The request: Everything in the listing should be restated word for word.

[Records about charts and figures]

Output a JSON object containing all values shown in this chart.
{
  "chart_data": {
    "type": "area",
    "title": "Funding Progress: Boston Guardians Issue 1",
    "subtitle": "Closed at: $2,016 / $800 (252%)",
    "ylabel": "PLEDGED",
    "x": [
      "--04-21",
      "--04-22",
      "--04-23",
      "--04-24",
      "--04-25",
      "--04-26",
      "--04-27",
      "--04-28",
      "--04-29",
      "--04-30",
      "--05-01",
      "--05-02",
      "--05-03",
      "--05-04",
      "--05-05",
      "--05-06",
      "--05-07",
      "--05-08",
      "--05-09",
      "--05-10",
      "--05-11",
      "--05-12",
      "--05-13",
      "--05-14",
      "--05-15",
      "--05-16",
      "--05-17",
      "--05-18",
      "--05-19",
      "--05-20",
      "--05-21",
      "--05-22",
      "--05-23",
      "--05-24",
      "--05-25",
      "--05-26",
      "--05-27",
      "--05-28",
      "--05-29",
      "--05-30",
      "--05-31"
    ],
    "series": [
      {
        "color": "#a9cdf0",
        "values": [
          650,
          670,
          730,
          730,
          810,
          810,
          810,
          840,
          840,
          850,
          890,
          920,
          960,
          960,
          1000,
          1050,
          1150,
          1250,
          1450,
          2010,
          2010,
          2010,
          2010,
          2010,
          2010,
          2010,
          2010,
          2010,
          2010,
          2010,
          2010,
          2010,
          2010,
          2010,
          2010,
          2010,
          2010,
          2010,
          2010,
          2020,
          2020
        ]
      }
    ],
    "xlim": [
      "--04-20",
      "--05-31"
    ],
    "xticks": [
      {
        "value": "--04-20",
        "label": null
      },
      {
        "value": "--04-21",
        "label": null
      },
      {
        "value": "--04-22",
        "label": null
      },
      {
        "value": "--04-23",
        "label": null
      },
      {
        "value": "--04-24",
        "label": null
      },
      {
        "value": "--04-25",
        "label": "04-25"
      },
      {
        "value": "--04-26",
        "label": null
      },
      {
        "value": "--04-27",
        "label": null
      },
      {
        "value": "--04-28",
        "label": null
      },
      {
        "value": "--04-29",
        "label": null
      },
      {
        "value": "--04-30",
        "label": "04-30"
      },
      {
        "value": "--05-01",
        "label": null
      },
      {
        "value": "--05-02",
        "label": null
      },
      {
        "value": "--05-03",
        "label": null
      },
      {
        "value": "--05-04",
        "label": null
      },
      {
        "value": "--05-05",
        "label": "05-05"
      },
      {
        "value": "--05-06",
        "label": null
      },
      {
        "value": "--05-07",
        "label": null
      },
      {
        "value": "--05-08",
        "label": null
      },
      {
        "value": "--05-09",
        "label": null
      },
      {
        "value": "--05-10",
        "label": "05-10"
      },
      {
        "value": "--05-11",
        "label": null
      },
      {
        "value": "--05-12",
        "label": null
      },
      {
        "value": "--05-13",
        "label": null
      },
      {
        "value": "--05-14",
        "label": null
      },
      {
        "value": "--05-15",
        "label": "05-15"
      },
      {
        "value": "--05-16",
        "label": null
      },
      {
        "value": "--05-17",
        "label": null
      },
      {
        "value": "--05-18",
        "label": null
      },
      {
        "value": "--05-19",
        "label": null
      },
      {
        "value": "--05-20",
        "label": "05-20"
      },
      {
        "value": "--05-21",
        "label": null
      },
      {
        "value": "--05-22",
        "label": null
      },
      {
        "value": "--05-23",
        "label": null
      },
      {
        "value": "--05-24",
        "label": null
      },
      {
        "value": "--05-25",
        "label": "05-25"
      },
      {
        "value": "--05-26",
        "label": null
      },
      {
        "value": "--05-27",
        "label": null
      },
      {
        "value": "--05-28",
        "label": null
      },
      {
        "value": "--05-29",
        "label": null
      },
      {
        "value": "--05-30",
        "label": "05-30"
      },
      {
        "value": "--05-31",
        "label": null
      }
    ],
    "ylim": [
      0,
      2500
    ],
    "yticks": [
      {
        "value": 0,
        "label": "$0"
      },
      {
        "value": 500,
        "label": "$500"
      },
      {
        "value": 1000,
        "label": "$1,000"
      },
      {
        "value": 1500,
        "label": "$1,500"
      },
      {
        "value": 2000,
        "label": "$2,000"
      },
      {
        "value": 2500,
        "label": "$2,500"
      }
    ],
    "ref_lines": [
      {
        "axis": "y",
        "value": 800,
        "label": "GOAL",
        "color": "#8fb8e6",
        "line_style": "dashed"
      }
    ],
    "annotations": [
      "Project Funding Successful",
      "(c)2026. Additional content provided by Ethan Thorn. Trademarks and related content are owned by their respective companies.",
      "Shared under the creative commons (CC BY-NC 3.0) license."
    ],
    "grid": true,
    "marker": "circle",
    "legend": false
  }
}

Full solution:
Output a JSON object containing all values shown in this chart.
{
  "chart_data": {
    "type": "area",
    "title": "Funding Progress: Boston Guardians Issue 1",
    "subtitle": "Closed at: $2,016 / $800 (252%)",
    "ylabel": "PLEDGED",
    "x": [
      "--04-21",
      "--04-22",
      "--04-23",
      "--04-24",
      "--04-25",
      "--04-26",
      "--04-27",
      "--04-28",
      "--04-29",
      "--04-30",
      "--05-01",
      "--05-02",
      "--05-03",
      "--05-04",
      "--05-05",
      "--05-06",
      "--05-07",
      "--05-08",
      "--05-09",
      "--05-10",
      "--05-11",
      "--05-12",
      "--05-13",
      "--05-14",
      "--05-15",
      "--05-16",
      "--05-17",
      "--05-18",
      "--05-19",
      "--05-20",
      "--05-21",
      "--05-22",
      "--05-23",
      "--05-24",
      "--05-25",
      "--05-26",
      "--05-27",
      "--05-28",
      "--05-29",
      "--05-30",
      "--05-31"
    ],
    "series": [
      {
        "color": "#a9cdf0",
        "values": [
          650,
          670,
          730,
          730,
          810,
          810,
          810,
          840,
          840,
          850,
          890,
          920,
          960,
          960,
          1000,
          1050,
          1150,
          1250,
          1450,
          2010,
          2010,
          2010,
          2010,
          2010,
          2010,
          2010,
          2010,
          2010,
          2010,
          2010,
          2010,
          2010,
          2010,
          2010,
          2010,
          2010,
          2010,
          2010,
          2010,
          2020,
          2020
        ]
      }
    ],
    "xlim": [
      "--04-20",
      "--05-31"
    ],
    "xticks": [
      {
        "value": "--04-20",
        "label": null
      },
      {
        "value": "--04-21",
        "label": null
      },
      {
        "value": "--04-22",
        "label": null
      },
      {
        "value": "--04-23",
        "label": null
      },
      {
        "value": "--04-24",
        "label": null
      },
      {
        "value": "--04-25",
        "label": "04-25"
      },
      {
        "value": "--04-26",
        "label": null
      },
      {
        "value": "--04-27",
        "label": null
      },
      {
        "value": "--04-28",
        "label": null
      },
      {
        "value": "--04-29",
        "label": null
      },
      {
        "value": "--04-30",
        "label": "04-30"
      },
      {
        "value": "--05-01",
        "label": null
      },
      {
        "value": "--05-02",
        "label": null
      },
      {
        "value": "--05-03",
        "label": null
      },
      {
        "value": "--05-04",
        "label": null
      },
      {
        "value": "--05-05",
        "label": "05-05"
      },
      {
        "value": "--05-06",
        "label": null
      },
      {
        "value": "--05-07",
        "label": null
      },
      {
        "value": "--05-08",
        "label": null
      },
      {
        "value": "--05-09",
        "label": null
      },
      {
        "value": "--05-10",
        "label": "05-10"
      },
      {
        "value": "--05-11",
        "label": null
      },
      {
        "value": "--05-12",
        "label": null
      },
      {
        "value": "--05-13",
        "label": null
      },
      {
        "value": "--05-14",
        "label": null
      },
      {
        "value": "--05-15",
        "label": "05-15"
      },
      {
        "value": "--05-16",
        "label": null
      },
      {
        "value": "--05-17",
        "label": null
      },
      {
        "value": "--05-18",
        "label": null
      },
      {
        "value": "--05-19",
        "label": null
      },
      {
        "value": "--05-20",
        "label": "05-20"
      },
      {
        "value": "--05-21",
        "label": null
      },
      {
        "value": "--05-22",
        "label": null
      },
      {
        "value": "--05-23",
        "label": null
      },
      {
        "value": "--05-24",
        "label": null
      },
      {
        "value": "--05-25",
        "label": "05-25"
      },
      {
        "value": "--05-26",
        "label": null
      },
      {
        "value": "--05-27",
        "label": null
      },
      {
        "value": "--05-28",
        "label": null
      },
      {
        "value": "--05-29",
        "label": null
      },
      {
        "value": "--05-30",
        "label": "05-30"
      },
      {
        "value": "--05-31",
        "label": null
      }
    ],
    "ylim": [
      0,
      2500
    ],
    "yticks": [
      {
        "value": 0,
        "label": "$0"
      },
      {
        "value": 500,
        "label": "$500"
      },
      {
        "value": 1000,
        "label": "$1,000"
      },
      {
        "value": 1500,
        "label": "$1,500"
      },
      {
        "value": 2000,
        "label": "$2,000"
      },
      {
        "value": 2500,
        "label": "$2,500"
      }
    ],
    "ref_lines": [
      {
        "axis": "y",
        "value": 800,
        "label": "GOAL",
        "color": "#8fb8e6",
        "line_style": "dashed"
      }
    ],
    "annotations": [
      "Project Funding Successful",
      "(c)2026. Additional content provided by Ethan Thorn. Trademarks and related content are owned by their respective companies.",
      "Shared under the creative commons (CC BY-NC 3.0) license."
    ],
    "grid": true,
    "marker": "circle",
    "legend": false
  }
}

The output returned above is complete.